# What to do
Leave out the pictures, then reproduce the rest of the material exactly.

# Data provided
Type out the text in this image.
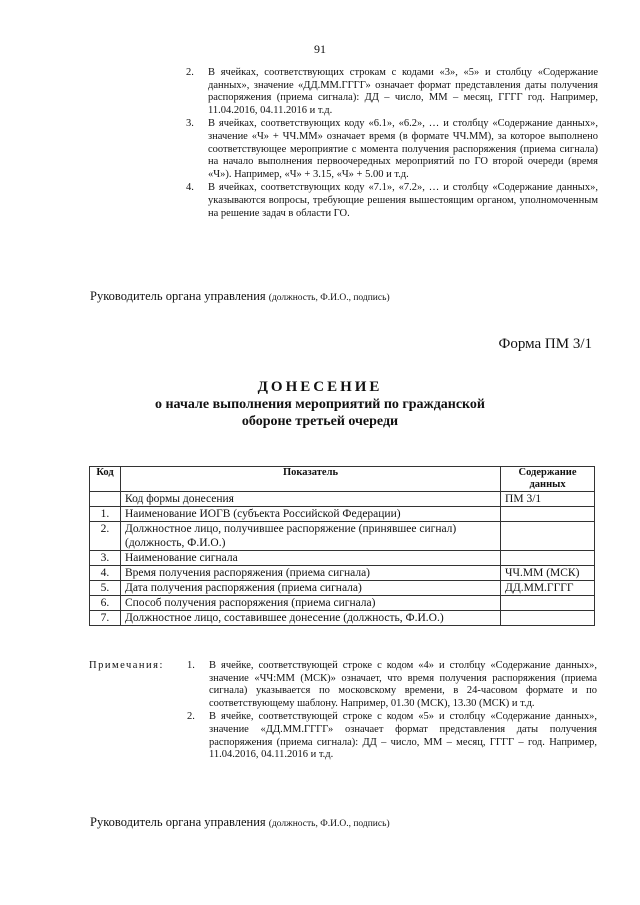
91
2.	В ячейках, соответствующих строкам с кодами «3», «5» и столбцу «Содержание данных», значение «ДД.ММ.ГГГГ» означает формат представления даты получения распоряжения (приема сигнала): ДД – число, ММ – месяц, ГГГГ год. Например, 11.04.2016, 04.11.2016 и т.д.
3.	В ячейках, соответствующих коду «6.1», «6.2», … и столбцу «Содержание данных», значение «Ч» + ЧЧ.ММ» означает время (в формате ЧЧ.ММ), за которое выполнено соответствующее мероприятие с момента получения распоряжения (приема сигнала) на начало выполнения первоочередных мероприятий по ГО второй очереди (время «Ч»). Например, «Ч» + 3.15, «Ч» + 5.00 и т.д.
4.	В ячейках, соответствующих коду «7.1», «7.2», … и столбцу «Содержание данных», указываются вопросы, требующие решения вышестоящим органом, уполномоченным на решение задач в области ГО.
Руководитель органа управления (должность, Ф.И.О., подпись)
Форма ПМ 3/1
ДОНЕСЕНИЕ
о начале выполнения мероприятий по гражданской
обороне третьей очереди
Код	Показатель	Содержание данных
	Код формы донесения	ПМ 3/1
1.	Наименование ИОГВ (субъекта Российской Федерации)	
2.	Должностное лицо, получившее распоряжение (принявшее сигнал) (должность, Ф.И.О.)	
3.	Наименование сигнала	
4.	Время получения распоряжения (приема сигнала)	ЧЧ.ММ (МСК)
5.	Дата получения распоряжения (приема сигнала)	ДД.ММ.ГГГГ
6.	Способ получения распоряжения (приема сигнала)	
7.	Должностное лицо, составившее донесение (должность, Ф.И.О.)	
Примечания:	1.	В ячейке, соответствующей строке с кодом «4» и столбцу «Содержание данных», значение «ЧЧ:ММ (МСК)» означает, что время получения распоряжения (приема сигнала) указывается по московскому времени, в 24-часовом формате и по соответствующему шаблону. Например, 01.30 (МСК), 13.30 (МСК) и т.д.
2.	В ячейке, соответствующей строке с кодом «5» и столбцу «Содержание данных», значение «ДД.ММ.ГГГГ» означает формат представления даты получения распоряжения (приема сигнала): ДД – число, ММ – месяц, ГГГГ – год. Например, 11.04.2016, 04.11.2016 и т.д.
Руководитель органа управления (должность, Ф.И.О., подпись)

# Complete answer
Type out the text in this image.
91
2.	В ячейках, соответствующих строкам с кодами «3», «5» и столбцу «Содержание данных», значение «ДД.ММ.ГГГГ» означает формат представления даты получения распоряжения (приема сигнала): ДД – число, ММ – месяц, ГГГГ год. Например, 11.04.2016, 04.11.2016 и т.д.
3.	В ячейках, соответствующих коду «6.1», «6.2», … и столбцу «Содержание данных», значение «Ч» + ЧЧ.ММ» означает время (в формате ЧЧ.ММ), за которое выполнено соответствующее мероприятие с момента получения распоряжения (приема сигнала) на начало выполнения первоочередных мероприятий по ГО второй очереди (время «Ч»). Например, «Ч» + 3.15, «Ч» + 5.00 и т.д.
4.	В ячейках, соответствующих коду «7.1», «7.2», … и столбцу «Содержание данных», указываются вопросы, требующие решения вышестоящим органом, уполномоченным на решение задач в области ГО.
Руководитель органа управления (должность, Ф.И.О., подпись)
Форма ПМ 3/1
ДОНЕСЕНИЕ
о начале выполнения мероприятий по гражданской
обороне третьей очереди
Код	Показатель	Содержание данных
	Код формы донесения	ПМ 3/1
1.	Наименование ИОГВ (субъекта Российской Федерации)	
2.	Должностное лицо, получившее распоряжение (принявшее сигнал) (должность, Ф.И.О.)	
3.	Наименование сигнала	
4.	Время получения распоряжения (приема сигнала)	ЧЧ.ММ (МСК)
5.	Дата получения распоряжения (приема сигнала)	ДД.ММ.ГГГГ
6.	Способ получения распоряжения (приема сигнала)	
7.	Должностное лицо, составившее донесение (должность, Ф.И.О.)	
Примечания:	1.	В ячейке, соответствующей строке с кодом «4» и столбцу «Содержание данных», значение «ЧЧ:ММ (МСК)» означает, что время получения распоряжения (приема сигнала) указывается по московскому времени, в 24-часовом формате и по соответствующему шаблону. Например, 01.30 (МСК), 13.30 (МСК) и т.д.
2.	В ячейке, соответствующей строке с кодом «5» и столбцу «Содержание данных», значение «ДД.ММ.ГГГГ» означает формат представления даты получения распоряжения (приема сигнала): ДД – число, ММ – месяц, ГГГГ – год. Например, 11.04.2016, 04.11.2016 и т.д.
Руководитель органа управления (должность, Ф.И.О., подпись)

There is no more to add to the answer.